* _Task to carry out_
Write out, precisely and in full, each line of the material.

· · ·

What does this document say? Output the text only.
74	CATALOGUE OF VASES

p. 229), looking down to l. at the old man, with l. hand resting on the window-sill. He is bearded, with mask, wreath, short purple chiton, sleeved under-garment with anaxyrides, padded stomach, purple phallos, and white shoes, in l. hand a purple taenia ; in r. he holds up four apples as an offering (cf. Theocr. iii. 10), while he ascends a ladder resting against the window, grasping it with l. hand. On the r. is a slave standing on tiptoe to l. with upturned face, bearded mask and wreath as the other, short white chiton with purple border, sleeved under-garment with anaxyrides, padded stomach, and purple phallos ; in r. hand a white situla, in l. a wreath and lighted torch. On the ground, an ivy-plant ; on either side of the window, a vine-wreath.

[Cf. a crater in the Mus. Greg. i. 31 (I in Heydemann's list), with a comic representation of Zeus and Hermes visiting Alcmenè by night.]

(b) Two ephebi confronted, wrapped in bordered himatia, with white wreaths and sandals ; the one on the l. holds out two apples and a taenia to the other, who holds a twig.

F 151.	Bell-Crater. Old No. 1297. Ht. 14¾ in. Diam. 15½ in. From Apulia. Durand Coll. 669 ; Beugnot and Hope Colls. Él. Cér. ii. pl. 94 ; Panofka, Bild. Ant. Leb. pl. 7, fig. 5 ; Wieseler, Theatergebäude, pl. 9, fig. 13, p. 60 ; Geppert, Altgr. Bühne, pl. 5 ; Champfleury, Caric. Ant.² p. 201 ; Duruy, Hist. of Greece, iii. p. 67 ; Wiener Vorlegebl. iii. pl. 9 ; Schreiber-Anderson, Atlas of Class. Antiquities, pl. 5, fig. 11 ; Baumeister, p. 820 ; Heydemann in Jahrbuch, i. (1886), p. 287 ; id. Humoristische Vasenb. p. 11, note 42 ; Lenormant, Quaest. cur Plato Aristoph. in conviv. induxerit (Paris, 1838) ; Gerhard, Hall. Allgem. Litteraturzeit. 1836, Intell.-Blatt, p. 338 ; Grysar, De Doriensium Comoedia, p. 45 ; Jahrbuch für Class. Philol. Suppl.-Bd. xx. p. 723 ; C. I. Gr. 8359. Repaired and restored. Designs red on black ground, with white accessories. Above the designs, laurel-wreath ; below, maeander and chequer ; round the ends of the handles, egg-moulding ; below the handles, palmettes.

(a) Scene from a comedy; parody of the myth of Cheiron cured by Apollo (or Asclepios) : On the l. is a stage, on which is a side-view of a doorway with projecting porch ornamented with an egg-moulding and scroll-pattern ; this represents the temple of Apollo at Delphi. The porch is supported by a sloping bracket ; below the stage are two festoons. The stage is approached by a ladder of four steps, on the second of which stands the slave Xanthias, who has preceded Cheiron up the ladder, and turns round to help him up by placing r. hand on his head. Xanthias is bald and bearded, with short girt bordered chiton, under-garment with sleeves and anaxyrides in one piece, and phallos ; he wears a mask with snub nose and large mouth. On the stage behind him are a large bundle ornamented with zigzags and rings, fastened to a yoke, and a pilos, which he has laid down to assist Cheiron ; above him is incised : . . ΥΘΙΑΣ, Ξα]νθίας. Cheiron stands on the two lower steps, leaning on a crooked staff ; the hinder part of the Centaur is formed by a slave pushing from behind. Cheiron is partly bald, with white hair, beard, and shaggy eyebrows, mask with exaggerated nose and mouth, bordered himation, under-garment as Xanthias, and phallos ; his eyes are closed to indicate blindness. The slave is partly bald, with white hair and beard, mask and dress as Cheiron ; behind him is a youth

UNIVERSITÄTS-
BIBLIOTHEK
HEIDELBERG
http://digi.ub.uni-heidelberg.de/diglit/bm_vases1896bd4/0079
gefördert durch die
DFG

· · ·

* _Exercise result_
What does this document say? Output the text only.
74	CATALOGUE OF VASES

p. 229), looking down to l. at the old man, with l. hand resting on the window-sill. He is bearded, with mask, wreath, short purple chiton, sleeved under-garment with anaxyrides, padded stomach, purple phallos, and white shoes, in l. hand a purple taenia ; in r. he holds up four apples as an offering (cf. Theocr. iii. 10), while he ascends a ladder resting against the window, grasping it with l. hand. On the r. is a slave standing on tiptoe to l. with upturned face, bearded mask and wreath as the other, short white chiton with purple border, sleeved under-garment with anaxyrides, padded stomach, and purple phallos ; in r. hand a white situla, in l. a wreath and lighted torch. On the ground, an ivy-plant ; on either side of the window, a vine-wreath.

[Cf. a crater in the Mus. Greg. i. 31 (I in Heydemann's list), with a comic representation of Zeus and Hermes visiting Alcmenè by night.]

(b) Two ephebi confronted, wrapped in bordered himatia, with white wreaths and sandals ; the one on the l. holds out two apples and a taenia to the other, who holds a twig.

F 151.	Bell-Crater. Old No. 1297. Ht. 14¾ in. Diam. 15½ in. From Apulia. Durand Coll. 669 ; Beugnot and Hope Colls. Él. Cér. ii. pl. 94 ; Panofka, Bild. Ant. Leb. pl. 7, fig. 5 ; Wieseler, Theatergebäude, pl. 9, fig. 13, p. 60 ; Geppert, Altgr. Bühne, pl. 5 ; Champfleury, Caric. Ant.² p. 201 ; Duruy, Hist. of Greece, iii. p. 67 ; Wiener Vorlegebl. iii. pl. 9 ; Schreiber-Anderson, Atlas of Class. Antiquities, pl. 5, fig. 11 ; Baumeister, p. 820 ; Heydemann in Jahrbuch, i. (1886), p. 287 ; id. Humoristische Vasenb. p. 11, note 42 ; Lenormant, Quaest. cur Plato Aristoph. in conviv. induxerit (Paris, 1838) ; Gerhard, Hall. Allgem. Litteraturzeit. 1836, Intell.-Blatt, p. 338 ; Grysar, De Doriensium Comoedia, p. 45 ; Jahrbuch für Class. Philol. Suppl.-Bd. xx. p. 723 ; C. I. Gr. 8359. Repaired and restored. Designs red on black ground, with white accessories. Above the designs, laurel-wreath ; below, maeander and chequer ; round the ends of the handles, egg-moulding ; below the handles, palmettes.

(a) Scene from a comedy; parody of the myth of Cheiron cured by Apollo (or Asclepios) : On the l. is a stage, on which is a side-view of a doorway with projecting porch ornamented with an egg-moulding and scroll-pattern ; this represents the temple of Apollo at Delphi. The porch is supported by a sloping bracket ; below the stage are two festoons. The stage is approached by a ladder of four steps, on the second of which stands the slave Xanthias, who has preceded Cheiron up the ladder, and turns round to help him up by placing r. hand on his head. Xanthias is bald and bearded, with short girt bordered chiton, under-garment with sleeves and anaxyrides in one piece, and phallos ; he wears a mask with snub nose and large mouth. On the stage behind him are a large bundle ornamented with zigzags and rings, fastened to a yoke, and a pilos, which he has laid down to assist Cheiron ; above him is incised : . . ΥΘΙΑΣ, Ξα]νθίας. Cheiron stands on the two lower steps, leaning on a crooked staff ; the hinder part of the Centaur is formed by a slave pushing from behind. Cheiron is partly bald, with white hair, beard, and shaggy eyebrows, mask with exaggerated nose and mouth, bordered himation, under-garment as Xanthias, and phallos ; his eyes are closed to indicate blindness. The slave is partly bald, with white hair and beard, mask and dress as Cheiron ; behind him is a youth

UNIVERSITÄTS-
BIBLIOTHEK
HEIDELBERG
http://digi.ub.uni-heidelberg.de/diglit/bm_vases1896bd4/0079
gefördert durch die
DFG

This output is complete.